═════ RECORDED DATA ═════
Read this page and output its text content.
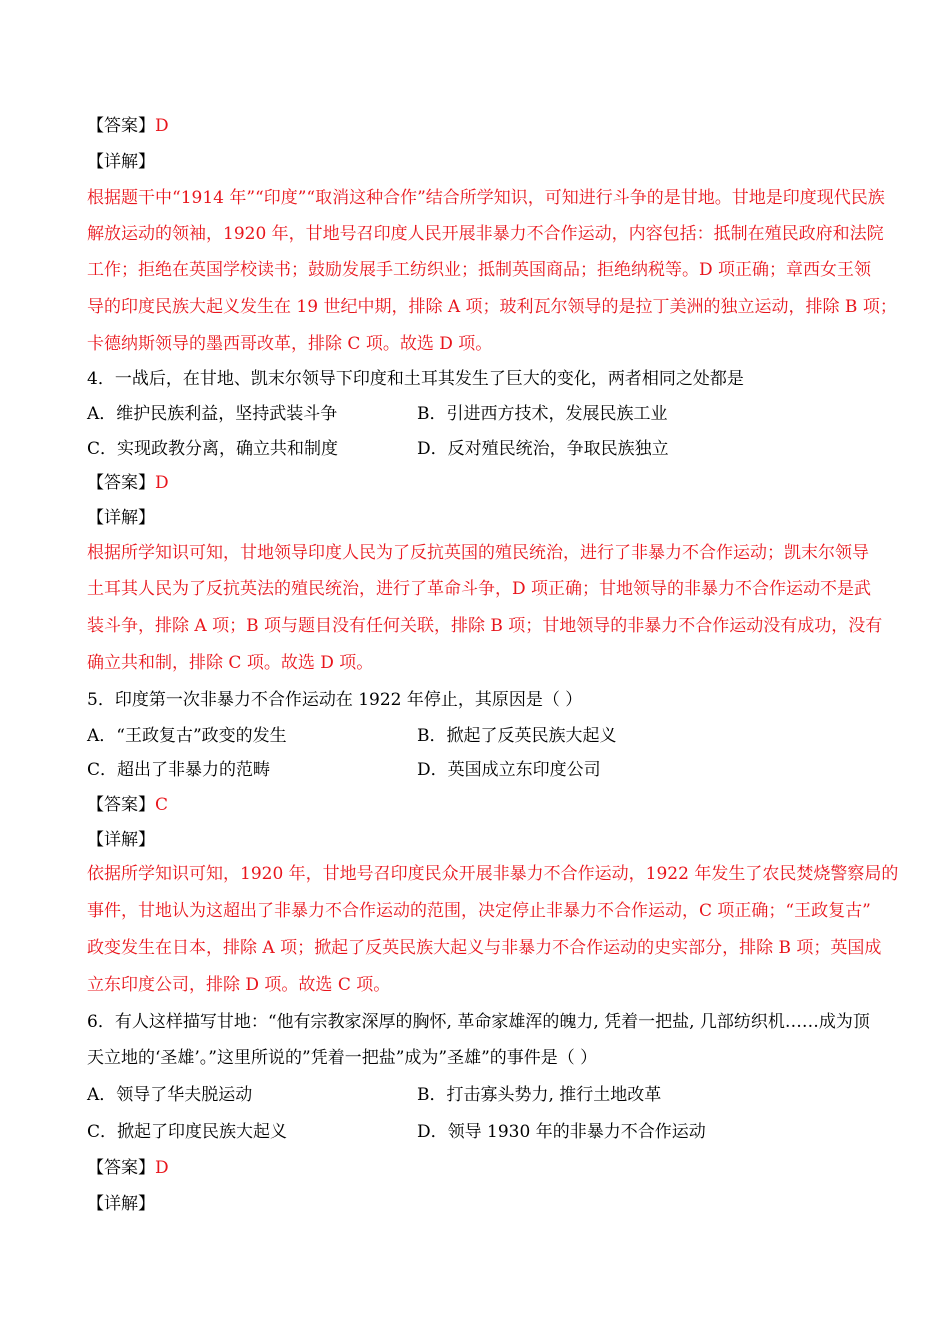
【答案】D
【详解】
根据题干中“1914 年”“印度”“取消这种合作”结合所学知识，可知进行斗争的是甘地。甘地是印度现代民族
解放运动的领袖，1920 年，甘地号召印度人民开展非暴力不合作运动，内容包括：抵制在殖民政府和法院
工作；拒绝在英国学校读书；鼓励发展手工纺织业；抵制英国商品；拒绝纳税等。D 项正确；章西女王领
导的印度民族大起义发生在 19 世纪中期，排除 A 项；玻利瓦尔领导的是拉丁美洲的独立运动，排除 B 项；
卡德纳斯领导的墨西哥改革，排除 C 项。故选 D 项。
4．一战后，在甘地、凯末尔领导下印度和土耳其发生了巨大的变化，两者相同之处都是
A．维护民族利益，坚持武装斗争	B．引进西方技术，发展民族工业
C．实现政教分离，确立共和制度	D．反对殖民统治，争取民族独立
【答案】D
【详解】
根据所学知识可知，甘地领导印度人民为了反抗英国的殖民统治，进行了非暴力不合作运动；凯末尔领导
土耳其人民为了反抗英法的殖民统治，进行了革命斗争，D 项正确；甘地领导的非暴力不合作运动不是武
装斗争，排除 A 项；B 项与题目没有任何关联，排除 B 项；甘地领导的非暴力不合作运动没有成功，没有
确立共和制，排除 C 项。故选 D 项。
5．印度第一次非暴力不合作运动在 1922 年停止，其原因是（ ）
A．“王政复古”政变的发生	B．掀起了反英民族大起义
C．超出了非暴力的范畴	D．英国成立东印度公司
【答案】C
【详解】
依据所学知识可知，1920 年，甘地号召印度民众开展非暴力不合作运动，1922 年发生了农民焚烧警察局的
事件，甘地认为这超出了非暴力不合作运动的范围，决定停止非暴力不合作运动，C 项正确；“王政复古”
政变发生在日本，排除 A 项；掀起了反英民族大起义与非暴力不合作运动的史实部分，排除 B 项；英国成
立东印度公司，排除 D 项。故选 C 项。
6．有人这样描写甘地：“他有宗教家深厚的胸怀, 革命家雄浑的魄力, 凭着一把盐, 几部纺织机……成为顶
天立地的‘圣雄’。”这里所说的”凭着一把盐”成为”圣雄”的事件是（ ）
A．领导了华夫脱运动	B．打击寡头势力, 推行土地改革
C．掀起了印度民族大起义	D．领导 1930 年的非暴力不合作运动
【答案】D
【详解】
═════
PROBLEM STATEMENT => In the records above, locate each line with the word "凭着一把盐". Copy all such lines.

CORRECT OUTPUT =>
6．有人这样描写甘地：“他有宗教家深厚的胸怀, 革命家雄浑的魄力, 凭着一把盐, 几部纺织机……成为顶
天立地的‘圣雄’。”这里所说的”凭着一把盐”成为”圣雄”的事件是（ ）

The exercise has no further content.